> **Data shown**
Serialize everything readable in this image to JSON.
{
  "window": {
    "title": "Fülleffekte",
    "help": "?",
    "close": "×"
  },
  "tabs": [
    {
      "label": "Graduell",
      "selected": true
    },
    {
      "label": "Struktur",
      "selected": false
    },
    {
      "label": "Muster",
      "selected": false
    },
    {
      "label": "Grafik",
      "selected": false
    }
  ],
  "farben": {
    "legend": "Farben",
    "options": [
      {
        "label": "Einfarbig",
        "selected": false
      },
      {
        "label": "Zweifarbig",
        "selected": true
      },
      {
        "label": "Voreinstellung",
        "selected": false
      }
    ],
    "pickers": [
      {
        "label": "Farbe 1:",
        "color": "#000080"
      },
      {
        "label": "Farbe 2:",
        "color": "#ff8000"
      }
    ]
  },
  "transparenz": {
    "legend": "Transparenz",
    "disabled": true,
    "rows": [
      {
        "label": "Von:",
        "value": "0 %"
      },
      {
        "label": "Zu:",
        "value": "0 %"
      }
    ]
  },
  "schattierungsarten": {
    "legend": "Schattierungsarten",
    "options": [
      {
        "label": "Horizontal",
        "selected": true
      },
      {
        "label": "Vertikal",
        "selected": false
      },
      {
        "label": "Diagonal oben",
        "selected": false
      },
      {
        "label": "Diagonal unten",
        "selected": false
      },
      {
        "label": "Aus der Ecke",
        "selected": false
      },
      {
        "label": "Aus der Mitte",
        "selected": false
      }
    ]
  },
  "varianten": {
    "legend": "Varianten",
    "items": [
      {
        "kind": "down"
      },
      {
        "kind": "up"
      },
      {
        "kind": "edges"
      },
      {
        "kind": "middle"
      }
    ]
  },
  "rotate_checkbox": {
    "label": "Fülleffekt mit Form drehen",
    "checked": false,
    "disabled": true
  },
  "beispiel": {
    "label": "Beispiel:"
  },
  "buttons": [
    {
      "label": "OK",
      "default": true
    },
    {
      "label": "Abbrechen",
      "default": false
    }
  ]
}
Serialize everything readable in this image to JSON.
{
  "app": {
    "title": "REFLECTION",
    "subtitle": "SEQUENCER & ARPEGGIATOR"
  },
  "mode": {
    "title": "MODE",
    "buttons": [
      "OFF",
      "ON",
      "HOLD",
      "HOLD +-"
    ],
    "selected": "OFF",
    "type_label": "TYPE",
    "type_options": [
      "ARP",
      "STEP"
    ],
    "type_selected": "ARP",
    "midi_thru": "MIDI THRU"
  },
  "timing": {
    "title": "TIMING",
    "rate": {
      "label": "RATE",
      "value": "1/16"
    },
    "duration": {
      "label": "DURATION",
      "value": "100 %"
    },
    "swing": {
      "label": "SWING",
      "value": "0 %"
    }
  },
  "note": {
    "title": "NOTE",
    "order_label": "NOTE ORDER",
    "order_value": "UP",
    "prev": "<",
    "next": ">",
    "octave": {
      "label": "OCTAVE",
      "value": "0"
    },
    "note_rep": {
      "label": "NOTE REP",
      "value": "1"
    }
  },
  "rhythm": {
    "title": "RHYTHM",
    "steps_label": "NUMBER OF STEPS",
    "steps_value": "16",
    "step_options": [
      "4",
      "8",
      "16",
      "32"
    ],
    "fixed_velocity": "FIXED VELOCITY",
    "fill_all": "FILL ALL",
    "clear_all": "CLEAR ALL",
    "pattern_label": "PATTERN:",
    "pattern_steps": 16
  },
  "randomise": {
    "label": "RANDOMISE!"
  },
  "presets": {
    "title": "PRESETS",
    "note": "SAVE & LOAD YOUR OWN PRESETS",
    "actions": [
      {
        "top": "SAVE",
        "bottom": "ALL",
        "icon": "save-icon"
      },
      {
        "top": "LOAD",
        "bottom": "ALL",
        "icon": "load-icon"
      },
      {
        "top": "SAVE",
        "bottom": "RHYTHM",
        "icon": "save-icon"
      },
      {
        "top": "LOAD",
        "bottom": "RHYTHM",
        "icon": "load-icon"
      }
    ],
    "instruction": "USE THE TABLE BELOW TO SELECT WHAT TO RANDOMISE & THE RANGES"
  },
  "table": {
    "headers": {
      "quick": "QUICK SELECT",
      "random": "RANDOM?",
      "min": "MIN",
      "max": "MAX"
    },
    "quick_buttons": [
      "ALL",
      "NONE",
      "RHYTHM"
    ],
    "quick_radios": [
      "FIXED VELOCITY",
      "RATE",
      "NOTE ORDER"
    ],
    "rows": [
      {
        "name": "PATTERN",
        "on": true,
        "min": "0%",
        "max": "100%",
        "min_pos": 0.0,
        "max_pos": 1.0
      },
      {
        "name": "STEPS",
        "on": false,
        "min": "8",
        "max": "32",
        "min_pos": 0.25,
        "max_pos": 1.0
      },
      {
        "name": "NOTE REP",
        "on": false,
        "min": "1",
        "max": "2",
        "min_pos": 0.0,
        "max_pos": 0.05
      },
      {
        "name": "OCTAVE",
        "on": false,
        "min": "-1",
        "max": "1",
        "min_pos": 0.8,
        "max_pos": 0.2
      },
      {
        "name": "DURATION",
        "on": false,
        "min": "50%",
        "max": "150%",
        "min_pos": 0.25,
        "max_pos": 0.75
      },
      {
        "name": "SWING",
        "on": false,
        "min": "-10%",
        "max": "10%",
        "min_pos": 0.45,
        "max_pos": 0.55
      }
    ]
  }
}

> **Exercise details**
Each record must be returned exactly as it is written.

> **Solved problem**
Serialize everything readable in this image to JSON.
{
  "window": {
    "title": "Fülleffekte",
    "help": "?",
    "close": "×"
  },
  "tabs": [
    {
      "label": "Graduell",
      "selected": true
    },
    {
      "label": "Struktur",
      "selected": false
    },
    {
      "label": "Muster",
      "selected": false
    },
    {
      "label": "Grafik",
      "selected": false
    }
  ],
  "farben": {
    "legend": "Farben",
    "options": [
      {
        "label": "Einfarbig",
        "selected": false
      },
      {
        "label": "Zweifarbig",
        "selected": true
      },
      {
        "label": "Voreinstellung",
        "selected": false
      }
    ],
    "pickers": [
      {
        "label": "Farbe 1:",
        "color": "#000080"
      },
      {
        "label": "Farbe 2:",
        "color": "#ff8000"
      }
    ]
  },
  "transparenz": {
    "legend": "Transparenz",
    "disabled": true,
    "rows": [
      {
        "label": "Von:",
        "value": "0 %"
      },
      {
        "label": "Zu:",
        "value": "0 %"
      }
    ]
  },
  "schattierungsarten": {
    "legend": "Schattierungsarten",
    "options": [
      {
        "label": "Horizontal",
        "selected": true
      },
      {
        "label": "Vertikal",
        "selected": false
      },
      {
        "label": "Diagonal oben",
        "selected": false
      },
      {
        "label": "Diagonal unten",
        "selected": false
      },
      {
        "label": "Aus der Ecke",
        "selected": false
      },
      {
        "label": "Aus der Mitte",
        "selected": false
      }
    ]
  },
  "varianten": {
    "legend": "Varianten",
    "items": [
      {
        "kind": "down"
      },
      {
        "kind": "up"
      },
      {
        "kind": "edges"
      },
      {
        "kind": "middle"
      }
    ]
  },
  "rotate_checkbox": {
    "label": "Fülleffekt mit Form drehen",
    "checked": false,
    "disabled": true
  },
  "beispiel": {
    "label": "Beispiel:"
  },
  "buttons": [
    {
      "label": "OK",
      "default": true
    },
    {
      "label": "Abbrechen",
      "default": false
    }
  ]
}
Serialize everything readable in this image to JSON.
{
  "app": {
    "title": "REFLECTION",
    "subtitle": "SEQUENCER & ARPEGGIATOR"
  },
  "mode": {
    "title": "MODE",
    "buttons": [
      "OFF",
      "ON",
      "HOLD",
      "HOLD +-"
    ],
    "selected": "OFF",
    "type_label": "TYPE",
    "type_options": [
      "ARP",
      "STEP"
    ],
    "type_selected": "ARP",
    "midi_thru": "MIDI THRU"
  },
  "timing": {
    "title": "TIMING",
    "rate": {
      "label": "RATE",
      "value": "1/16"
    },
    "duration": {
      "label": "DURATION",
      "value": "100 %"
    },
    "swing": {
      "label": "SWING",
      "value": "0 %"
    }
  },
  "note": {
    "title": "NOTE",
    "order_label": "NOTE ORDER",
    "order_value": "UP",
    "prev": "<",
    "next": ">",
    "octave": {
      "label": "OCTAVE",
      "value": "0"
    },
    "note_rep": {
      "label": "NOTE REP",
      "value": "1"
    }
  },
  "rhythm": {
    "title": "RHYTHM",
    "steps_label": "NUMBER OF STEPS",
    "steps_value": "16",
    "step_options": [
      "4",
      "8",
      "16",
      "32"
    ],
    "fixed_velocity": "FIXED VELOCITY",
    "fill_all": "FILL ALL",
    "clear_all": "CLEAR ALL",
    "pattern_label": "PATTERN:",
    "pattern_steps": 16
  },
  "randomise": {
    "label": "RANDOMISE!"
  },
  "presets": {
    "title": "PRESETS",
    "note": "SAVE & LOAD YOUR OWN PRESETS",
    "actions": [
      {
        "top": "SAVE",
        "bottom": "ALL",
        "icon": "save-icon"
      },
      {
        "top": "LOAD",
        "bottom": "ALL",
        "icon": "load-icon"
      },
      {
        "top": "SAVE",
        "bottom": "RHYTHM",
        "icon": "save-icon"
      },
      {
        "top": "LOAD",
        "bottom": "RHYTHM",
        "icon": "load-icon"
      }
    ],
    "instruction": "USE THE TABLE BELOW TO SELECT WHAT TO RANDOMISE & THE RANGES"
  },
  "table": {
    "headers": {
      "quick": "QUICK SELECT",
      "random": "RANDOM?",
      "min": "MIN",
      "max": "MAX"
    },
    "quick_buttons": [
      "ALL",
      "NONE",
      "RHYTHM"
    ],
    "quick_radios": [
      "FIXED VELOCITY",
      "RATE",
      "NOTE ORDER"
    ],
    "rows": [
      {
        "name": "PATTERN",
        "on": true,
        "min": "0%",
        "max": "100%",
        "min_pos": 0.0,
        "max_pos": 1.0
      },
      {
        "name": "STEPS",
        "on": false,
        "min": "8",
        "max": "32",
        "min_pos": 0.25,
        "max_pos": 1.0
      },
      {
        "name": "NOTE REP",
        "on": false,
        "min": "1",
        "max": "2",
        "min_pos": 0.0,
        "max_pos": 0.05
      },
      {
        "name": "OCTAVE",
        "on": false,
        "min": "-1",
        "max": "1",
        "min_pos": 0.8,
        "max_pos": 0.2
      },
      {
        "name": "DURATION",
        "on": false,
        "min": "50%",
        "max": "150%",
        "min_pos": 0.25,
        "max_pos": 0.75
      },
      {
        "name": "SWING",
        "on": false,
        "min": "-10%",
        "max": "10%",
        "min_pos": 0.45,
        "max_pos": 0.55
      }
    ]
  }
}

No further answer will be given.